::: DOCUMENT SECTION :::

The film which won an Oscar for Forest Whitaker’s powerful performance as Idi Amin Dada, the megalomaniac who ruled Uganda with an iron fist in the 1970s, recently opened here in Kampala. It’s been quite a splash.

Keep in mind that Uganda, a country of 25 million, has just two small Cineplexes. But Whitaker showed up for the premier gala, as did director Kevin Macdonald. The red carpets came out, and President Yoweri Museveni and his wife joined the entourage.

The movie, after all, was shot in Uganda, a place that has as much film infrastructure as a frozen waffle. Hollywood never comes here. If producers even reach Africa, which they are lately, (Hotel Rwanda, Shooting Dogs, The Constant Gardener, Blood Diamond), they’ll shoot in South Africa or Kenya.

Still, Ugandans can take a bow for their proverbial 15 minutes of fame. Several cast were Ugandan. More so, the film showed plenty of local sites just minutes from your theatre seat.

Which is where the pain comes in. Because when you see that familiar Kampala landmark, you connect the dots that much easier to that distant loved one that maybe died in Amin’s horrible era, when 300,000 Ugandans were killed or simply “disappeared.”

Yes, Amin was a monster. So one criticism from some Ugandans is that the often charming, even comical, man portrayed by Whitaker was not real. “Amin was not funny,” is how one viewer put it. Then again, evil rarely runs around with a pitchfork and horns.

:::

» **THINGS TO DO**
1) In two sentences, what does the piece on the Idi Amin film say?
2) Answer these about the piece on the Idi Amin film:
(a) How many Cineplexes does Uganda have?
(b) Where do producers who reach Africa usually shoot?
(c) How many Ugandans were killed or "disappeared" in Amin's era?
3) Carry the piece on the Idi Amin film forward past its final sentence.

::: DATA SUPPLIED :::

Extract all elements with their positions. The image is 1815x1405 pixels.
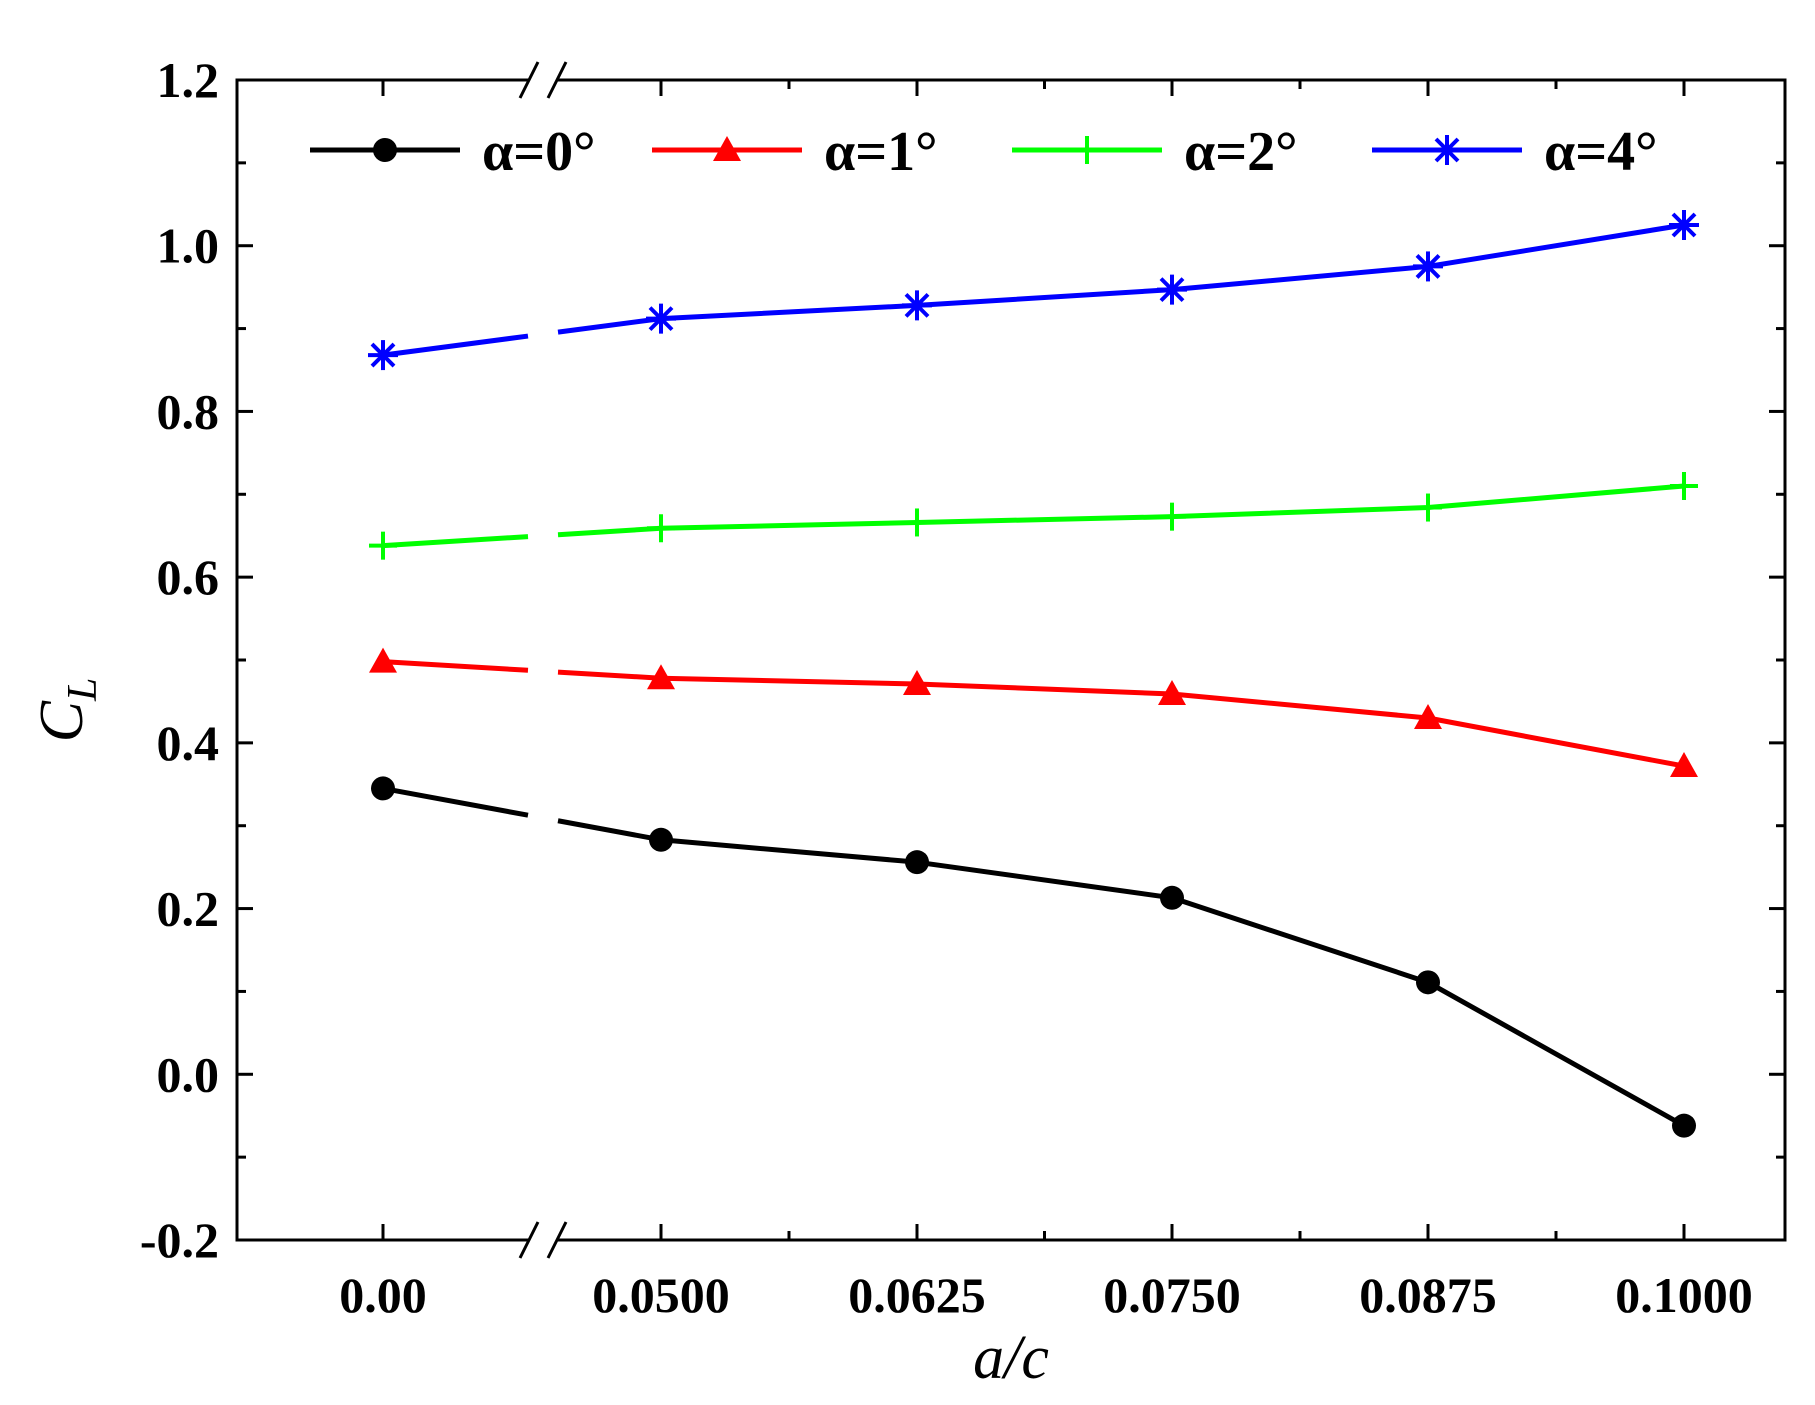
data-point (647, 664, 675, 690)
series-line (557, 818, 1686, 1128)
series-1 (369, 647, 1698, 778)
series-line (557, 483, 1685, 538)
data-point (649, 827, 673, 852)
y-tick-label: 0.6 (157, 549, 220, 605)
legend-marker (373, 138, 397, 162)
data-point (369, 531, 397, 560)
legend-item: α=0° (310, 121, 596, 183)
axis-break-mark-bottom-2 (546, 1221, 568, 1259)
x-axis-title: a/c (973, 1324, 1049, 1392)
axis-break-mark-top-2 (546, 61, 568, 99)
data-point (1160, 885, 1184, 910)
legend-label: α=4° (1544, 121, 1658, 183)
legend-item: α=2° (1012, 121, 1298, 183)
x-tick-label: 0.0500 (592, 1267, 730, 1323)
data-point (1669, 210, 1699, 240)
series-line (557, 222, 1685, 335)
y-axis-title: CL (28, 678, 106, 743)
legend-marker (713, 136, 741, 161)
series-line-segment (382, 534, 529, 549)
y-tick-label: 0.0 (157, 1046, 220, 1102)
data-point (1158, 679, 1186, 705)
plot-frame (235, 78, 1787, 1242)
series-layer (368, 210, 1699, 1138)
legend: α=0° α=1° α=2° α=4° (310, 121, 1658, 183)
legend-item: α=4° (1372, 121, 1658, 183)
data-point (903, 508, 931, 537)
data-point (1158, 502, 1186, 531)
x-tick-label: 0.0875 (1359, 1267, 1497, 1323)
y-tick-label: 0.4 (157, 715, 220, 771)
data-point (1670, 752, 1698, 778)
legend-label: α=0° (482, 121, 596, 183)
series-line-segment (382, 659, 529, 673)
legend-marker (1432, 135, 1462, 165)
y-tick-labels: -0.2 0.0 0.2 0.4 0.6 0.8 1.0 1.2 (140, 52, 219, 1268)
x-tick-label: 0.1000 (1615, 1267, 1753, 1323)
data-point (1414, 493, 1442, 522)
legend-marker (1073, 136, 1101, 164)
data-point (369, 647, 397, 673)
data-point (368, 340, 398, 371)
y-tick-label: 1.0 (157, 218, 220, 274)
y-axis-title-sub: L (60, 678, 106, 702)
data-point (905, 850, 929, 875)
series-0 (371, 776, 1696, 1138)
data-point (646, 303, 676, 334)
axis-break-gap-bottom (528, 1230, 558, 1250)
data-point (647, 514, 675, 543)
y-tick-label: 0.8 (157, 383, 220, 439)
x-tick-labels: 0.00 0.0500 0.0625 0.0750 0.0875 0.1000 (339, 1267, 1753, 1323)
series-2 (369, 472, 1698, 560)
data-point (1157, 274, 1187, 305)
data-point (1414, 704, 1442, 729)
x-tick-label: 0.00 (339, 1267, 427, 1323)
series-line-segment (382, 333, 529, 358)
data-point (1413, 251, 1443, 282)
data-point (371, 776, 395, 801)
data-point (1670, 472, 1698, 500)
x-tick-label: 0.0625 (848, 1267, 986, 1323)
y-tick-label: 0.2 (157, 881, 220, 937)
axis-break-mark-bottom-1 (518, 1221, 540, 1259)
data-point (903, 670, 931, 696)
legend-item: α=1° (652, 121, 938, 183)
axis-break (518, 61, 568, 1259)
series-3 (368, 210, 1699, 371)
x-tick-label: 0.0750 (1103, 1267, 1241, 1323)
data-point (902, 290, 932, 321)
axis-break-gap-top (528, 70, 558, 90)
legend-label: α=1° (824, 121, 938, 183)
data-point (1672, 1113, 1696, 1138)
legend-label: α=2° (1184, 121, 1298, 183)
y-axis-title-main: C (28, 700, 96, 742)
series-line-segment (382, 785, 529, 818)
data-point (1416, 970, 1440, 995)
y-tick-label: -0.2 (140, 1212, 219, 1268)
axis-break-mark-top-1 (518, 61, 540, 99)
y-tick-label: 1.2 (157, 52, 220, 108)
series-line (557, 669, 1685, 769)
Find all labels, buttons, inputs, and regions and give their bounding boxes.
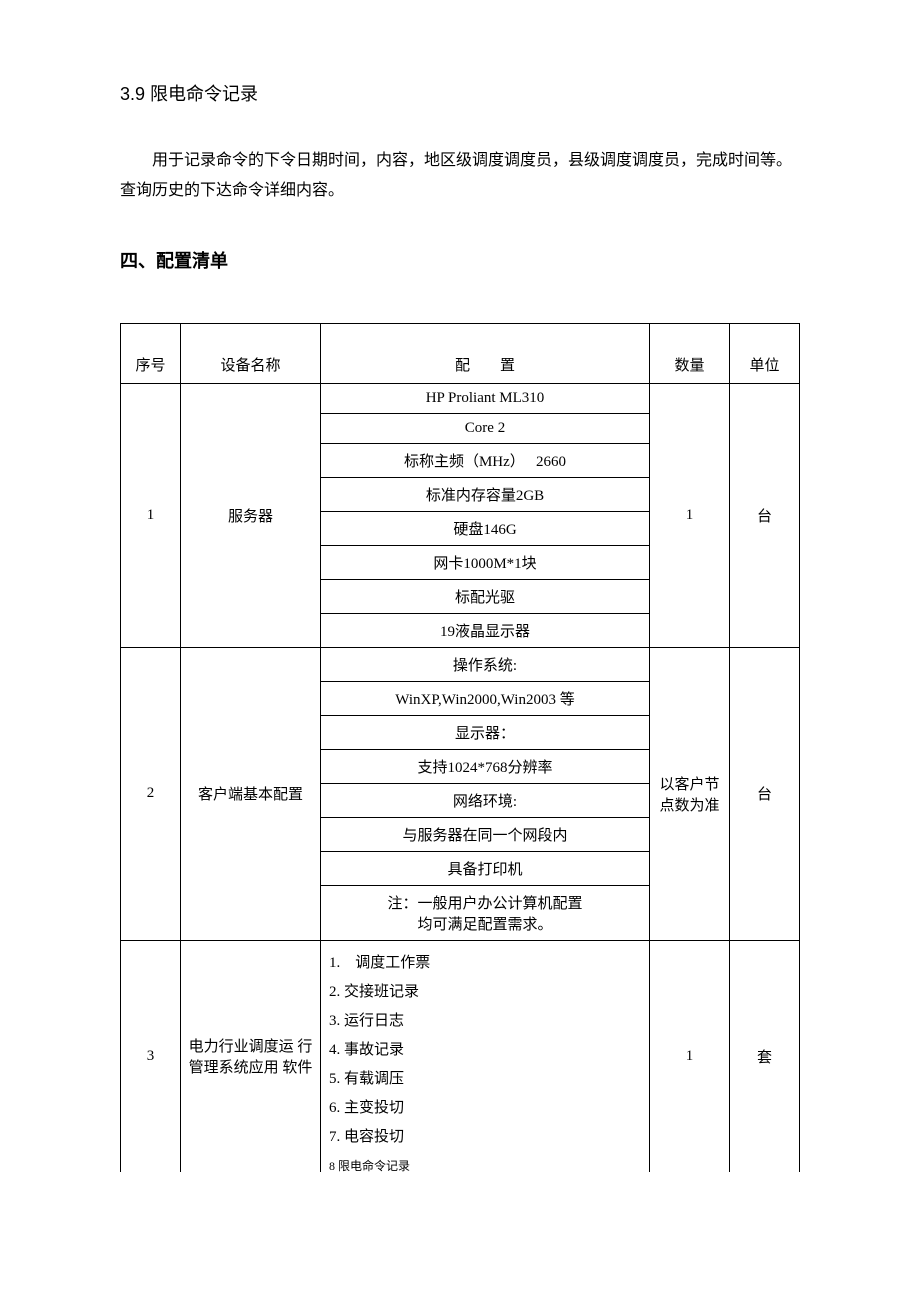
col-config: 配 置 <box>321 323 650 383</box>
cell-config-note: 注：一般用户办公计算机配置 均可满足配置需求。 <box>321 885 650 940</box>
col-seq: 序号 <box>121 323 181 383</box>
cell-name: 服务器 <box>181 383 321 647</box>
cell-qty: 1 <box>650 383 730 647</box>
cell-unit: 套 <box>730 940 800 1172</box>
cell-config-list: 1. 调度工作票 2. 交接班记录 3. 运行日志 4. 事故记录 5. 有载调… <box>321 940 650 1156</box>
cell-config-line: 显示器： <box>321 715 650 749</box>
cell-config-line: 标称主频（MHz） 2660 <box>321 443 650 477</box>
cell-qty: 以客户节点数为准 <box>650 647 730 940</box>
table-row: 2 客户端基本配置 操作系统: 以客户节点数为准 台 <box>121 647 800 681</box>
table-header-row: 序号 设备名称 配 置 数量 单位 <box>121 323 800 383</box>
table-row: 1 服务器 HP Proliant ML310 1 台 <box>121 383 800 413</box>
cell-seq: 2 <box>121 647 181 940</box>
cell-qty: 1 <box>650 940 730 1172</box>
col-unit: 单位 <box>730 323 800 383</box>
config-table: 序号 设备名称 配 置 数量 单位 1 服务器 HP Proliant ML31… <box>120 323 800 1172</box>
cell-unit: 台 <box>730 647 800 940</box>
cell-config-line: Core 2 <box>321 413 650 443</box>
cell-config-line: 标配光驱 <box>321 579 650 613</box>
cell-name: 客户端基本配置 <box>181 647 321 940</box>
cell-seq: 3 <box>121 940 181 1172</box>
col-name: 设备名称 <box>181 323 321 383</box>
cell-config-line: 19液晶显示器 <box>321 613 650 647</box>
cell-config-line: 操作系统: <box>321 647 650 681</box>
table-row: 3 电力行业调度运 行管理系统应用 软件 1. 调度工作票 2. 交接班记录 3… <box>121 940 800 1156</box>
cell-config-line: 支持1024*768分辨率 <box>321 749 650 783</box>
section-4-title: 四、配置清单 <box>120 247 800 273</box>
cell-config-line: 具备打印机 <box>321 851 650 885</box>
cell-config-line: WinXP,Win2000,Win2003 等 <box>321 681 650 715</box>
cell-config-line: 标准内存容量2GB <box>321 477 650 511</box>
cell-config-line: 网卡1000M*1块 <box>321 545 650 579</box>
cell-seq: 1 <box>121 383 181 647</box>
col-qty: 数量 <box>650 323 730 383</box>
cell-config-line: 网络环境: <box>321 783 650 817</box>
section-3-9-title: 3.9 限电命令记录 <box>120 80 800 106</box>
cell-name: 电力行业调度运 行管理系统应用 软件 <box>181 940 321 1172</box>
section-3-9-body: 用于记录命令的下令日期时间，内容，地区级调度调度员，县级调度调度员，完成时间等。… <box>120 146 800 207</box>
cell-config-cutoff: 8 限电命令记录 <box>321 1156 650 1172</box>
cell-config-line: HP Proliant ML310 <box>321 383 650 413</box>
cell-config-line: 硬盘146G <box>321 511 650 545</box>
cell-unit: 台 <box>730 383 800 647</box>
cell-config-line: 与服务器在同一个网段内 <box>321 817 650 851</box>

:::

» **ANSWERS FOR THIS EXERCISE**
1) The Oscar-winning film about Idi Amin, shot in Uganda, recently opened in Kampala with a premiere gala attended by Forest Whitaker, director Kevin Macdonald, and President Yoweri Museveni and his wife. Ugandans could take pride in the local cast and familiar sites, yet those sites also recalled the era when 300,000 Ugandans were killed or disappeared, and some viewers objected that Whitaker's often charming, even comical Amin was not real.

2)
(a) Two small Cineplexes.
(b) South Africa or Kenya.
(c) 300,000.

3)
At the other extreme, some have literally laughed, as if watching a comedy. A newspaper headline noted “Amin taught us to laugh at tragedy.” Strange thing. Even here at the Ugandan Christian university where I live, during a recent Sunday message, when challenged to live pure lives and avoid consequences like AIDS, plenty of students laughed.

It’s one way to push one’s pain to a deep and comfortable place of denial. Of course anyone can build that kind of unreal world, such castles in the sky. The problem comes when we try to live in them.

I wonder if that same inability to face evil is what some Christians struggle with when a disturbing movie like this comes along. One North American Christian film website calls it “extremely morally offensive,” and a reviewer warns “My advice is to stay far away.”

Sure the movie was offensive. The real Amin, after all, would kill folks personally with a sledgehammer. Then there’s the obligatory Hollywood sex. During this, President’s Musevni’s wife, an outspoken Christian, even covered her eyes.

Then again, the whores and thieves that hung around Jesus weren’t really the epitome of clean living. And wouldn’t the lives of several Old Testament greats be Rated R too?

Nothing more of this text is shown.